#### [Do this]
Copy every line of the items below without changing anything.

#### [Exercise data]
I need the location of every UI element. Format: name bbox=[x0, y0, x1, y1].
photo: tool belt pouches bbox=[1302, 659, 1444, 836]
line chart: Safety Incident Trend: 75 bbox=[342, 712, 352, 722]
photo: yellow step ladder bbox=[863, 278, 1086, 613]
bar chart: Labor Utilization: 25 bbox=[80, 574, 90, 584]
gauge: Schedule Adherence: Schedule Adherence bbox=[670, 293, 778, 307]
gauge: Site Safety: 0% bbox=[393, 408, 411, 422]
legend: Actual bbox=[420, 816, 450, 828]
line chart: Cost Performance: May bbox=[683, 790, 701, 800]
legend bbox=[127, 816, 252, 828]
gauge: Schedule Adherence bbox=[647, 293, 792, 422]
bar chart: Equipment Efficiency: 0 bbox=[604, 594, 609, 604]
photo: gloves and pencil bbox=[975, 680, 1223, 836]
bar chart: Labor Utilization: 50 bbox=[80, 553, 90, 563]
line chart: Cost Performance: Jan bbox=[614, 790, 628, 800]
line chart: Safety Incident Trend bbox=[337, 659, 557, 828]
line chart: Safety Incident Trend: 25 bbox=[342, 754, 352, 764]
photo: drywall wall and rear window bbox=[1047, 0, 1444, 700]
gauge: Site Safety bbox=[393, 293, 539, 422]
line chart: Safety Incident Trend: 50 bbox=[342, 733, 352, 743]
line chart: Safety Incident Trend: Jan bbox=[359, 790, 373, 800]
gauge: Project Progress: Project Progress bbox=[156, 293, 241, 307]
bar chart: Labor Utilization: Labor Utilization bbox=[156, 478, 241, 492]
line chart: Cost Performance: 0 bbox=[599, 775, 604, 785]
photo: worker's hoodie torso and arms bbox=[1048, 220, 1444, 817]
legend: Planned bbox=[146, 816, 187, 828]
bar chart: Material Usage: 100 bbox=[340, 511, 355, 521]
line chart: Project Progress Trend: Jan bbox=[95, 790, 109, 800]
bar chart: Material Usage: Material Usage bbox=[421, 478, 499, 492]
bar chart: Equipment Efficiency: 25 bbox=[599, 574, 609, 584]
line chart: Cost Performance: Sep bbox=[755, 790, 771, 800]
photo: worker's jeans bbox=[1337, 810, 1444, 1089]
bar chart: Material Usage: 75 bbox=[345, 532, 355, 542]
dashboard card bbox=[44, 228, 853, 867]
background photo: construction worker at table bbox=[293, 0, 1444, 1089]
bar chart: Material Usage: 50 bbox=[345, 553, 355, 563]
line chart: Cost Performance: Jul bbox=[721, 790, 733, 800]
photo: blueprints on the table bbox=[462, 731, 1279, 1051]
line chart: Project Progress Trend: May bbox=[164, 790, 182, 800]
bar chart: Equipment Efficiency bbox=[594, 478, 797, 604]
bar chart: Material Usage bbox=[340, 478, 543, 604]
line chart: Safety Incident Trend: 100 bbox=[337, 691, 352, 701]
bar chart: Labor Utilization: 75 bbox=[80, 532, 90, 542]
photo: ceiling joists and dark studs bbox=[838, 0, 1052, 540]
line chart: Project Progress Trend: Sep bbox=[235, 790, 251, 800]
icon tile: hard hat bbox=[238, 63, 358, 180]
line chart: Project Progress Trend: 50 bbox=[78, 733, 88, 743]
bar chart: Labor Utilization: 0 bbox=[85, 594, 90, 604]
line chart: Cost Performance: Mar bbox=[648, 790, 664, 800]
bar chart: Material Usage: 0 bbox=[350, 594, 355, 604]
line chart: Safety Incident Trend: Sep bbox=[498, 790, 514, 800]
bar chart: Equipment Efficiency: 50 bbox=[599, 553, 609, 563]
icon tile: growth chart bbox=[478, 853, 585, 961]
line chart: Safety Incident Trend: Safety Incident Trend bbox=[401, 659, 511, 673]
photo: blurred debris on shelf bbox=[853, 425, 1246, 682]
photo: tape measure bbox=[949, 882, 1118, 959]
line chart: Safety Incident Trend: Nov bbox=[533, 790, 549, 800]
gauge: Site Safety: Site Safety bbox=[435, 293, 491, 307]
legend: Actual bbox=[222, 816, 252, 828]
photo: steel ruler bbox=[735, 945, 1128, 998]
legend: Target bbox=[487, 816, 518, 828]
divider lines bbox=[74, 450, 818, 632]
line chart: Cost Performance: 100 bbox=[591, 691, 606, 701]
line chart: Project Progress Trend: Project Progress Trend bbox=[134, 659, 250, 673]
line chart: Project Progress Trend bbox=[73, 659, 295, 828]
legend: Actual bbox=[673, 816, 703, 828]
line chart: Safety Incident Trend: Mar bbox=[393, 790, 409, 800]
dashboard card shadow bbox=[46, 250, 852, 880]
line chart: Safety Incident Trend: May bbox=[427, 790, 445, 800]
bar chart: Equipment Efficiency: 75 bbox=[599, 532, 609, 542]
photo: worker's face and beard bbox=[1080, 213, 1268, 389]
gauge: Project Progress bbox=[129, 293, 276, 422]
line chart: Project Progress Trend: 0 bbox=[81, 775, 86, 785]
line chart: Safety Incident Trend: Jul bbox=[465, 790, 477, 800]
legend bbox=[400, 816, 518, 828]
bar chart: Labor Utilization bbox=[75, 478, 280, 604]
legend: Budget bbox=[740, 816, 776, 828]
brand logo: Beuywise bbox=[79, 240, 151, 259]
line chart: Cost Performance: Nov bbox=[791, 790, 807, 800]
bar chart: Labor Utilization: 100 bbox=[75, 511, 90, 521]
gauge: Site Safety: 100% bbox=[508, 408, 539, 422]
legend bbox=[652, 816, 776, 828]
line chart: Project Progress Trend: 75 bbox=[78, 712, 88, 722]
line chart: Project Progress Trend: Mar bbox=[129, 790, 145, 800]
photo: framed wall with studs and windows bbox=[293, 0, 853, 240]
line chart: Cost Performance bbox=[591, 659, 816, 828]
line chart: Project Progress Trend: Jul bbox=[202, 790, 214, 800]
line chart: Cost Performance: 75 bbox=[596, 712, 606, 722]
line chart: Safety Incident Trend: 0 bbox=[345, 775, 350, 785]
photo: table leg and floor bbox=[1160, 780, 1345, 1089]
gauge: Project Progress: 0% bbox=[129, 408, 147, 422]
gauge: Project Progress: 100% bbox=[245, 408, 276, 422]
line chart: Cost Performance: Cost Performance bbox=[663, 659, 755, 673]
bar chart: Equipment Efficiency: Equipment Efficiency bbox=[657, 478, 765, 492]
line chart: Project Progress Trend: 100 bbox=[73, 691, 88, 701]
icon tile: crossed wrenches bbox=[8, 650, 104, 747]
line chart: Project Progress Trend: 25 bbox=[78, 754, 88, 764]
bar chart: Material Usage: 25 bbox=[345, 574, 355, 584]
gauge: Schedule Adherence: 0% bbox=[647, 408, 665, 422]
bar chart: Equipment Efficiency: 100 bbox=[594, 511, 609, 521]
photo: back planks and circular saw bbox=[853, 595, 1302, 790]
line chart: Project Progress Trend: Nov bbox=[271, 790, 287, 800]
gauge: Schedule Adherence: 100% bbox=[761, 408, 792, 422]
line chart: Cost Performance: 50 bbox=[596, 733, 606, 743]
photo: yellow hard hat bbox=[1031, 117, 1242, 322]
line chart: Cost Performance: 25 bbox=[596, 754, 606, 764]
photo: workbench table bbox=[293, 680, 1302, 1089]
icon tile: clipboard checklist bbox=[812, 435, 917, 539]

#### [Task solution]
I need the location of every UI element. Format: name bbox=[x0, y0, x1, y1].
photo: tool belt pouches bbox=[1302, 659, 1444, 836]
line chart: Safety Incident Trend: 75 bbox=[342, 712, 352, 722]
photo: yellow step ladder bbox=[863, 278, 1086, 613]
bar chart: Labor Utilization: 25 bbox=[80, 574, 90, 584]
gauge: Schedule Adherence: Schedule Adherence bbox=[670, 293, 778, 307]
gauge: Site Safety: 0% bbox=[393, 408, 411, 422]
legend: Actual bbox=[420, 816, 450, 828]
line chart: Cost Performance: May bbox=[683, 790, 701, 800]
legend bbox=[127, 816, 252, 828]
gauge: Schedule Adherence bbox=[647, 293, 792, 422]
bar chart: Equipment Efficiency: 0 bbox=[604, 594, 609, 604]
photo: gloves and pencil bbox=[975, 680, 1223, 836]
bar chart: Labor Utilization: 50 bbox=[80, 553, 90, 563]
line chart: Cost Performance: Jan bbox=[614, 790, 628, 800]
line chart: Safety Incident Trend bbox=[337, 659, 557, 828]
line chart: Safety Incident Trend: 25 bbox=[342, 754, 352, 764]
photo: drywall wall and rear window bbox=[1047, 0, 1444, 700]
gauge: Site Safety bbox=[393, 293, 539, 422]
line chart: Safety Incident Trend: 50 bbox=[342, 733, 352, 743]
line chart: Safety Incident Trend: Jan bbox=[359, 790, 373, 800]
gauge: Project Progress: Project Progress bbox=[156, 293, 241, 307]
bar chart: Labor Utilization: Labor Utilization bbox=[156, 478, 241, 492]
line chart: Cost Performance: 0 bbox=[599, 775, 604, 785]
photo: worker's hoodie torso and arms bbox=[1048, 220, 1444, 817]
legend: Planned bbox=[146, 816, 187, 828]
bar chart: Material Usage: 100 bbox=[340, 511, 355, 521]
line chart: Project Progress Trend: Jan bbox=[95, 790, 109, 800]
bar chart: Material Usage: Material Usage bbox=[421, 478, 499, 492]
bar chart: Equipment Efficiency: 25 bbox=[599, 574, 609, 584]
line chart: Cost Performance: Sep bbox=[755, 790, 771, 800]
photo: worker's jeans bbox=[1337, 810, 1444, 1089]
bar chart: Material Usage: 75 bbox=[345, 532, 355, 542]
dashboard card bbox=[44, 228, 853, 867]
background photo: construction worker at table bbox=[293, 0, 1444, 1089]
bar chart: Material Usage: 50 bbox=[345, 553, 355, 563]
line chart: Cost Performance: Jul bbox=[721, 790, 733, 800]
photo: blueprints on the table bbox=[462, 731, 1279, 1051]
line chart: Project Progress Trend: May bbox=[164, 790, 182, 800]
bar chart: Equipment Efficiency bbox=[594, 478, 797, 604]
bar chart: Material Usage bbox=[340, 478, 543, 604]
line chart: Safety Incident Trend: 100 bbox=[337, 691, 352, 701]
bar chart: Labor Utilization: 75 bbox=[80, 532, 90, 542]
photo: ceiling joists and dark studs bbox=[838, 0, 1052, 540]
line chart: Project Progress Trend: Sep bbox=[235, 790, 251, 800]
icon tile: hard hat bbox=[238, 63, 358, 180]
line chart: Project Progress Trend: 50 bbox=[78, 733, 88, 743]
bar chart: Labor Utilization: 0 bbox=[85, 594, 90, 604]
line chart: Cost Performance: Mar bbox=[648, 790, 664, 800]
bar chart: Material Usage: 0 bbox=[350, 594, 355, 604]
line chart: Safety Incident Trend: Sep bbox=[498, 790, 514, 800]
bar chart: Equipment Efficiency: 50 bbox=[599, 553, 609, 563]
icon tile: growth chart bbox=[478, 853, 585, 961]
line chart: Safety Incident Trend: Safety Incident Trend bbox=[401, 659, 511, 673]
photo: blurred debris on shelf bbox=[853, 425, 1246, 682]
photo: tape measure bbox=[949, 882, 1118, 959]
line chart: Safety Incident Trend: Nov bbox=[533, 790, 549, 800]
gauge: Site Safety: Site Safety bbox=[435, 293, 491, 307]
legend: Actual bbox=[222, 816, 252, 828]
photo: steel ruler bbox=[735, 945, 1128, 998]
legend: Target bbox=[487, 816, 518, 828]
divider lines bbox=[74, 450, 818, 632]
line chart: Cost Performance: 100 bbox=[591, 691, 606, 701]
line chart: Project Progress Trend: Project Progress Trend bbox=[134, 659, 250, 673]
line chart: Project Progress Trend bbox=[73, 659, 295, 828]
legend: Actual bbox=[673, 816, 703, 828]
line chart: Safety Incident Trend: Mar bbox=[393, 790, 409, 800]
dashboard card shadow bbox=[46, 250, 852, 880]
line chart: Safety Incident Trend: May bbox=[427, 790, 445, 800]
bar chart: Equipment Efficiency: 75 bbox=[599, 532, 609, 542]
photo: worker's face and beard bbox=[1080, 213, 1268, 389]
gauge: Project Progress bbox=[129, 293, 276, 422]
line chart: Project Progress Trend: 0 bbox=[81, 775, 86, 785]
line chart: Safety Incident Trend: Jul bbox=[465, 790, 477, 800]
legend bbox=[400, 816, 518, 828]
bar chart: Labor Utilization bbox=[75, 478, 280, 604]
legend: Budget bbox=[740, 816, 776, 828]
brand logo: Beuywise bbox=[79, 240, 151, 259]
line chart: Cost Performance: Nov bbox=[791, 790, 807, 800]
bar chart: Labor Utilization: 100 bbox=[75, 511, 90, 521]
gauge: Site Safety: 100% bbox=[508, 408, 539, 422]
legend bbox=[652, 816, 776, 828]
line chart: Project Progress Trend: 75 bbox=[78, 712, 88, 722]
line chart: Project Progress Trend: Mar bbox=[129, 790, 145, 800]
photo: framed wall with studs and windows bbox=[293, 0, 853, 240]
line chart: Cost Performance bbox=[591, 659, 816, 828]
line chart: Project Progress Trend: Jul bbox=[202, 790, 214, 800]
line chart: Cost Performance: 75 bbox=[596, 712, 606, 722]
line chart: Safety Incident Trend: 0 bbox=[345, 775, 350, 785]
photo: table leg and floor bbox=[1160, 780, 1345, 1089]
gauge: Project Progress: 0% bbox=[129, 408, 147, 422]
gauge: Project Progress: 100% bbox=[245, 408, 276, 422]
line chart: Cost Performance: Cost Performance bbox=[663, 659, 755, 673]
bar chart: Equipment Efficiency: Equipment Efficiency bbox=[657, 478, 765, 492]
line chart: Project Progress Trend: 100 bbox=[73, 691, 88, 701]
icon tile: crossed wrenches bbox=[8, 650, 104, 747]
line chart: Project Progress Trend: 25 bbox=[78, 754, 88, 764]
bar chart: Material Usage: 25 bbox=[345, 574, 355, 584]
gauge: Schedule Adherence: 0% bbox=[647, 408, 665, 422]
bar chart: Equipment Efficiency: 100 bbox=[594, 511, 609, 521]
photo: back planks and circular saw bbox=[853, 595, 1302, 790]
line chart: Project Progress Trend: Nov bbox=[271, 790, 287, 800]
gauge: Schedule Adherence: 100% bbox=[761, 408, 792, 422]
line chart: Cost Performance: 50 bbox=[596, 733, 606, 743]
photo: yellow hard hat bbox=[1031, 117, 1242, 322]
line chart: Cost Performance: 25 bbox=[596, 754, 606, 764]
photo: workbench table bbox=[293, 680, 1302, 1089]
icon tile: clipboard checklist bbox=[812, 435, 917, 539]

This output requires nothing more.